TASK TO CARRY OUT: Please explain why, according to the Zuffa Boxing article below, the deal that brought the UFC to Paramount+ made headlines.

SUPPLIED TEXT:

Zuffa Boxing promises to reshape the sport, but its biggest impact may be in how fights are broadcast.

Zuffa Boxing
is reportedly close to joining the UFC on Paramount+, following TKO Group Holdings’ record-breaking broadcast deal with the US media giant last week.

According to Front Office Sports, Paramount is the frontrunner to land broadcasting rights for the new boxing promotion. 

Zuffa Boxing is backed by TKO, the parent company of both UFC and WWE and is led by UFC CEO Dana White and WWE President Nick Khan. It is financially supported by the  Saudi Public Investment Fund’s events arm SELA and General Entertainment Authority Chairman Turki Alalshikh.

Unlike traditional boxing promotions, Zuffa is designed to follow the UFC’s blueprint, offering regular fight cards, centralised matchmaking and consistent year-round scheduling to help improve the sport’s current fragmented structure. 

The promotion plans to stage 12 events per year, featuring up to four high-profile “megafights”. The first of these will be Canelo Álvarez vs. Terence Crawford, which is set to take place on September 13 at Allegiant Stadium in Las Vegas.

If the deal goes through, it would mirror TKO’s recent agreement which brought the UFC to Paramount+ in a seven-year deal worth $7.7 billion. This contract made headlines last week because it moves away from the pay-per-view (PPV) model.

Beginning in 2026, UFC fans in the US will have access to all content through Paramount+, with 13 marquee numbered events and 30 Fight Nights included in the streaming subscription. Therefore boxing stakeholders have raised questions about whether Zuffa Boxing could follow the same path.

INFORMATION GIVEN:
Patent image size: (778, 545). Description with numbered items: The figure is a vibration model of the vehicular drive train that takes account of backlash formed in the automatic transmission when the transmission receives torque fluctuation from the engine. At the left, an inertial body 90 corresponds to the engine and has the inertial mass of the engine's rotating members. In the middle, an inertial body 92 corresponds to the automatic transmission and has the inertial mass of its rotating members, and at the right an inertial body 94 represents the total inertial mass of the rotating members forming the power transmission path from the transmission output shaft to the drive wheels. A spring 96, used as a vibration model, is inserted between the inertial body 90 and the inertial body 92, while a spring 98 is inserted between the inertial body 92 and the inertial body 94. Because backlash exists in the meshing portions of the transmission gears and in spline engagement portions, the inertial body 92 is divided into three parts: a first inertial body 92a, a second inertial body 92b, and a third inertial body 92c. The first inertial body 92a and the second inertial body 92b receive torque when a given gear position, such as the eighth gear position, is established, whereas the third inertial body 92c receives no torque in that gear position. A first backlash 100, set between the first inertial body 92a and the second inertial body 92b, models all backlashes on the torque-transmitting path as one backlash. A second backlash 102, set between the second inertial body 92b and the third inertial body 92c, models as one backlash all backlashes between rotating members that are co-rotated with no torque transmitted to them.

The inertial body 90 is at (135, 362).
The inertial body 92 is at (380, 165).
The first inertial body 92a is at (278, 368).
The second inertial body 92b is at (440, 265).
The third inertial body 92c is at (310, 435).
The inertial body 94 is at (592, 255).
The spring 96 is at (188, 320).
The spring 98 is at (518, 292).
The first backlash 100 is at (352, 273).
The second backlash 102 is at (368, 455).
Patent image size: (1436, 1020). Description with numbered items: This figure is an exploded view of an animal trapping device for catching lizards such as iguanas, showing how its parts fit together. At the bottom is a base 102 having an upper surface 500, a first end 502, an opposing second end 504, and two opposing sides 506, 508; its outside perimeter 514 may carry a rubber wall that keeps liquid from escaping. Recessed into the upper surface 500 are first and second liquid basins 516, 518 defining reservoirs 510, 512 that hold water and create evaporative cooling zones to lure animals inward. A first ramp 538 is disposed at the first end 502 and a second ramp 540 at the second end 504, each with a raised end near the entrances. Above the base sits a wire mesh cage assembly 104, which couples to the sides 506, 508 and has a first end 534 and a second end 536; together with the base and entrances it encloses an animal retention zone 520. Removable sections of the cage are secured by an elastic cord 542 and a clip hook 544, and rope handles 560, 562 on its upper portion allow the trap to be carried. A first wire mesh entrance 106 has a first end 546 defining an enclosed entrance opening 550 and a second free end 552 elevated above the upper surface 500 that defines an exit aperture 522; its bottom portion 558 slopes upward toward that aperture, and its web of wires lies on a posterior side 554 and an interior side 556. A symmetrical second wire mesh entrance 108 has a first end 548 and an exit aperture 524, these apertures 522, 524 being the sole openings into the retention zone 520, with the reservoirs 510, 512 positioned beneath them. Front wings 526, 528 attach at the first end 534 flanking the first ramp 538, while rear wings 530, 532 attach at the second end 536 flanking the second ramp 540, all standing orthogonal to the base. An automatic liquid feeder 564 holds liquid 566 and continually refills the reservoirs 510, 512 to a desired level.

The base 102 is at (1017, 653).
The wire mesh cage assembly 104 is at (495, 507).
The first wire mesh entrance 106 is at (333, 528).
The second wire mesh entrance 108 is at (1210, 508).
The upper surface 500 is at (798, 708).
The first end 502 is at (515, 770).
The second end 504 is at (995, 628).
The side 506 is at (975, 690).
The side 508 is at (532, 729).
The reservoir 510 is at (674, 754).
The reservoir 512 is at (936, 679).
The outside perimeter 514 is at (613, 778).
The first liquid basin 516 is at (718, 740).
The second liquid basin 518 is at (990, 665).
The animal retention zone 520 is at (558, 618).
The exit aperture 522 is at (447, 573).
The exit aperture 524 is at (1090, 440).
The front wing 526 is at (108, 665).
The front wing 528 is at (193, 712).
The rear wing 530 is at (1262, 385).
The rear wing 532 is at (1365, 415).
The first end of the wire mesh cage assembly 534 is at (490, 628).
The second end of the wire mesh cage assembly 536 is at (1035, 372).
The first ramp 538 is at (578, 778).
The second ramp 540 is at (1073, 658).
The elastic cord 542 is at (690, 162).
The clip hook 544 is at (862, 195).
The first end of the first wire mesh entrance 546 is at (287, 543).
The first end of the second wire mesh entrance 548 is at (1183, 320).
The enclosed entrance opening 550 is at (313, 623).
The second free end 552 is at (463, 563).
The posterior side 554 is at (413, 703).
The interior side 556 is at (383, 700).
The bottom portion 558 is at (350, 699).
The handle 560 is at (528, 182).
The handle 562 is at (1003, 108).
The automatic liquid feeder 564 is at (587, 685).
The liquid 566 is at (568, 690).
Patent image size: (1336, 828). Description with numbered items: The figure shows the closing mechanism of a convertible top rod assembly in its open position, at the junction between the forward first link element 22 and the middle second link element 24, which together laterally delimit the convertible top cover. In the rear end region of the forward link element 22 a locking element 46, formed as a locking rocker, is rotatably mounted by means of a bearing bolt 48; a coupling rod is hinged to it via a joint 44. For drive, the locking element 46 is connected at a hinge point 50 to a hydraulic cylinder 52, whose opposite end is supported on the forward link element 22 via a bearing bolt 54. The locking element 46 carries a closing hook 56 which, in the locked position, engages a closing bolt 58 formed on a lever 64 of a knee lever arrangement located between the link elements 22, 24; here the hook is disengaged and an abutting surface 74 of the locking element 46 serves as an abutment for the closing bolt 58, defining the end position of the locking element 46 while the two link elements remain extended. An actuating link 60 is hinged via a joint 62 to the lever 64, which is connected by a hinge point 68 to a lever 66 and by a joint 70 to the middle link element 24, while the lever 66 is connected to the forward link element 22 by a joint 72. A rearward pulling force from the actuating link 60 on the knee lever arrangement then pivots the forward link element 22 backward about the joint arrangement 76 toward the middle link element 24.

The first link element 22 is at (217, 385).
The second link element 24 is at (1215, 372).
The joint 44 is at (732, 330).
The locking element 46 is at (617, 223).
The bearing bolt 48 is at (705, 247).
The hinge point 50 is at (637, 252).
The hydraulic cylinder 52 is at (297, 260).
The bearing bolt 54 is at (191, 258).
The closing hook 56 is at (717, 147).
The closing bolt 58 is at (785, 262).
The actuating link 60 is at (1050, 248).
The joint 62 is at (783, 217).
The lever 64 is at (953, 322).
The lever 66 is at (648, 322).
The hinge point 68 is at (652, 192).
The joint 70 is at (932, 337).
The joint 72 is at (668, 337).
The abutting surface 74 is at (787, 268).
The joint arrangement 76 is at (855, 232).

ANSWER SPACE: The seven-year, $7.7 billion deal made headlines because it moves away from the pay-per-view (PPV) model. Beginning in 2026, UFC fans in the US will get all content, including 13 marquee numbered events and 30 Fight Nights, through the Paramount+ streaming subscription.